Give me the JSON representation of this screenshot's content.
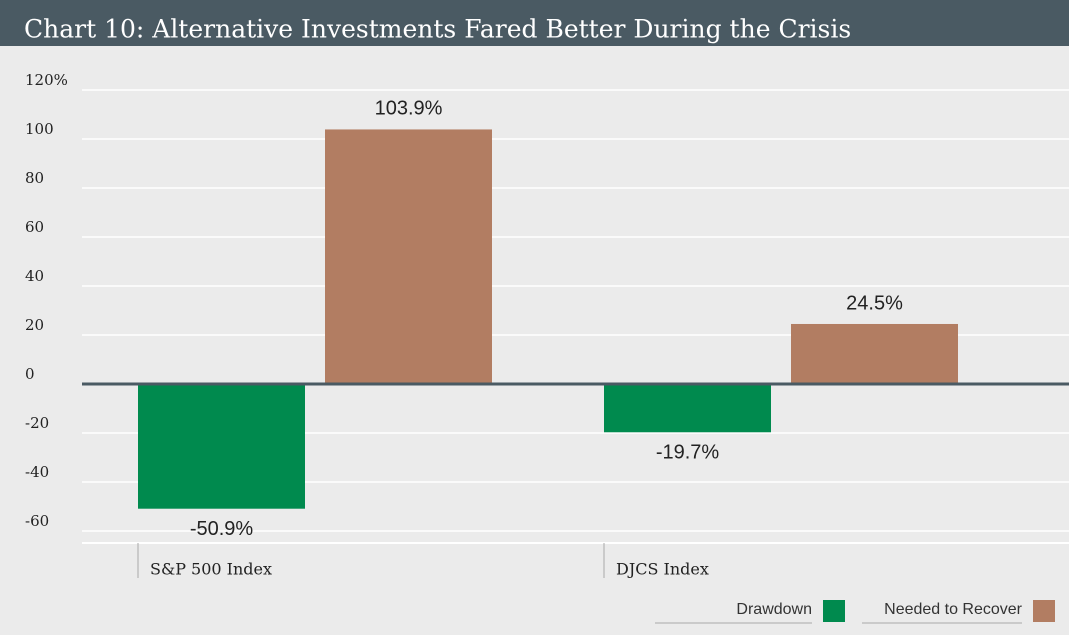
{
  "chart_data": {
    "type": "bar",
    "title": "Chart 10: Alternative Investments Fared Better During the Crisis",
    "categories": [
      "S&P 500 Index",
      "DJCS Index"
    ],
    "series": [
      {
        "name": "Drawdown",
        "color": "#008a4e",
        "values": [
          -50.9,
          -19.7
        ],
        "value_labels": [
          "-50.9%",
          "-19.7%"
        ]
      },
      {
        "name": "Needed to Recover",
        "color": "#b27d62",
        "values": [
          103.9,
          24.5
        ],
        "value_labels": [
          "103.9%",
          "24.5%"
        ]
      }
    ],
    "ylim": [
      -60,
      120
    ],
    "yticks": [
      -60,
      -40,
      -20,
      0,
      20,
      40,
      60,
      80,
      100,
      {
        "value": 120,
        "label": "120%"
      }
    ],
    "grid": true,
    "legend": "bottom-right"
  }
}
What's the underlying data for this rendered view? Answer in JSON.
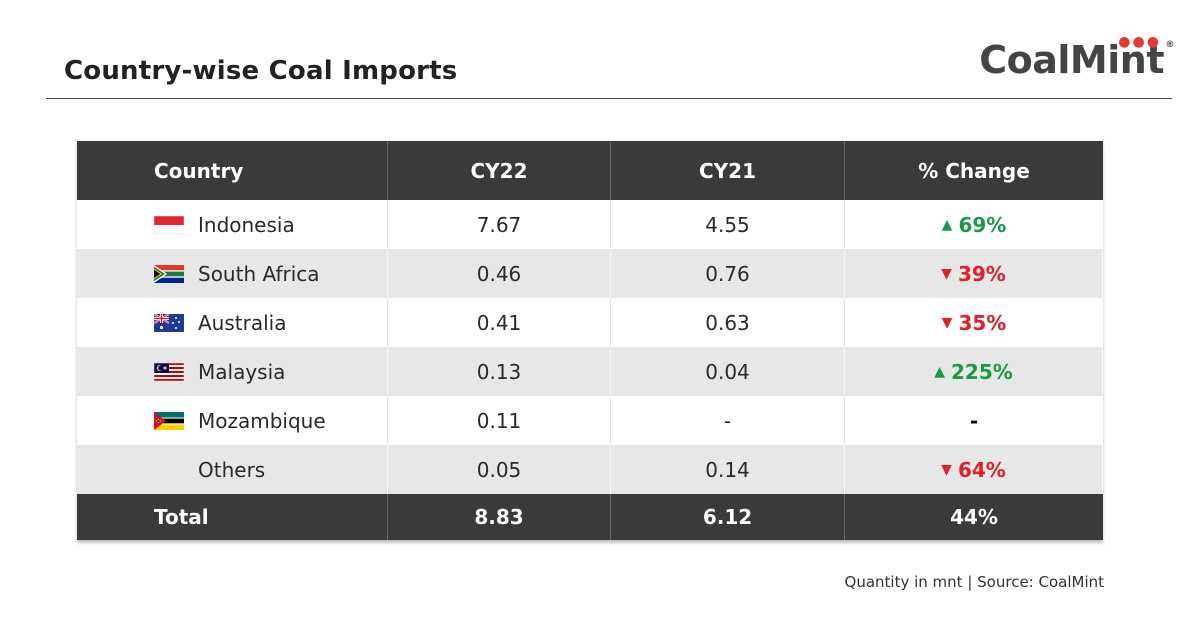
{
  "title": "Country-wise Coal Imports",
  "logo": {
    "text": "CoalMint",
    "reg": "®"
  },
  "colors": {
    "header_bg": "#3b3a3a",
    "up": "#1a9a45",
    "down": "#e0202a",
    "alt_row": "#e7e7e7"
  },
  "chart_data": {
    "type": "table",
    "title": "Country-wise Coal Imports",
    "columns": [
      "Country",
      "CY22",
      "CY21",
      "% Change"
    ],
    "rows": [
      {
        "country": "Indonesia",
        "flag": "indonesia-flag",
        "cy22": "7.67",
        "cy21": "4.55",
        "change": "69%",
        "direction": "up"
      },
      {
        "country": "South Africa",
        "flag": "south-africa-flag",
        "cy22": "0.46",
        "cy21": "0.76",
        "change": "39%",
        "direction": "down"
      },
      {
        "country": "Australia",
        "flag": "australia-flag",
        "cy22": "0.41",
        "cy21": "0.63",
        "change": "35%",
        "direction": "down"
      },
      {
        "country": "Malaysia",
        "flag": "malaysia-flag",
        "cy22": "0.13",
        "cy21": "0.04",
        "change": "225%",
        "direction": "up"
      },
      {
        "country": "Mozambique",
        "flag": "mozambique-flag",
        "cy22": "0.11",
        "cy21": "-",
        "change": "-",
        "direction": "none"
      },
      {
        "country": "Others",
        "flag": "",
        "cy22": "0.05",
        "cy21": "0.14",
        "change": "64%",
        "direction": "down"
      }
    ],
    "total": {
      "label": "Total",
      "cy22": "8.83",
      "cy21": "6.12",
      "change": "44%"
    }
  },
  "source": "Quantity in mnt | Source: CoalMint"
}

★ ★ ★ ★ ★ ★ ★

Return the listing above unchanged, apart from dropping its pictures.

Give me the JSON representation of this screenshot's content.
{
  "chart_data": {
    "type": "bar",
    "title": "Chart 10: Alternative Investments Fared Better During the Crisis",
    "categories": [
      "S&P 500 Index",
      "DJCS Index"
    ],
    "series": [
      {
        "name": "Drawdown",
        "color": "#008a4e",
        "values": [
          -50.9,
          -19.7
        ],
        "value_labels": [
          "-50.9%",
          "-19.7%"
        ]
      },
      {
        "name": "Needed to Recover",
        "color": "#b27d62",
        "values": [
          103.9,
          24.5
        ],
        "value_labels": [
          "103.9%",
          "24.5%"
        ]
      }
    ],
    "ylim": [
      -60,
      120
    ],
    "yticks": [
      -60,
      -40,
      -20,
      0,
      20,
      40,
      60,
      80,
      100,
      {
        "value": 120,
        "label": "120%"
      }
    ],
    "grid": true,
    "legend": "bottom-right"
  }
}
What's the underlying data for this rendered view? Answer in JSON.
{
  "title": "Country-wise Coal Imports",
  "logo": {
    "text": "CoalMint",
    "reg": "®"
  },
  "colors": {
    "header_bg": "#3b3a3a",
    "up": "#1a9a45",
    "down": "#e0202a",
    "alt_row": "#e7e7e7"
  },
  "chart_data": {
    "type": "table",
    "title": "Country-wise Coal Imports",
    "columns": [
      "Country",
      "CY22",
      "CY21",
      "% Change"
    ],
    "rows": [
      {
        "country": "Indonesia",
        "flag": "indonesia-flag",
        "cy22": "7.67",
        "cy21": "4.55",
        "change": "69%",
        "direction": "up"
      },
      {
        "country": "South Africa",
        "flag": "south-africa-flag",
        "cy22": "0.46",
        "cy21": "0.76",
        "change": "39%",
        "direction": "down"
      },
      {
        "country": "Australia",
        "flag": "australia-flag",
        "cy22": "0.41",
        "cy21": "0.63",
        "change": "35%",
        "direction": "down"
      },
      {
        "country": "Malaysia",
        "flag": "malaysia-flag",
        "cy22": "0.13",
        "cy21": "0.04",
        "change": "225%",
        "direction": "up"
      },
      {
        "country": "Mozambique",
        "flag": "mozambique-flag",
        "cy22": "0.11",
        "cy21": "-",
        "change": "-",
        "direction": "none"
      },
      {
        "country": "Others",
        "flag": "",
        "cy22": "0.05",
        "cy21": "0.14",
        "change": "64%",
        "direction": "down"
      }
    ],
    "total": {
      "label": "Total",
      "cy22": "8.83",
      "cy21": "6.12",
      "change": "44%"
    }
  },
  "source": "Quantity in mnt | Source: CoalMint"
}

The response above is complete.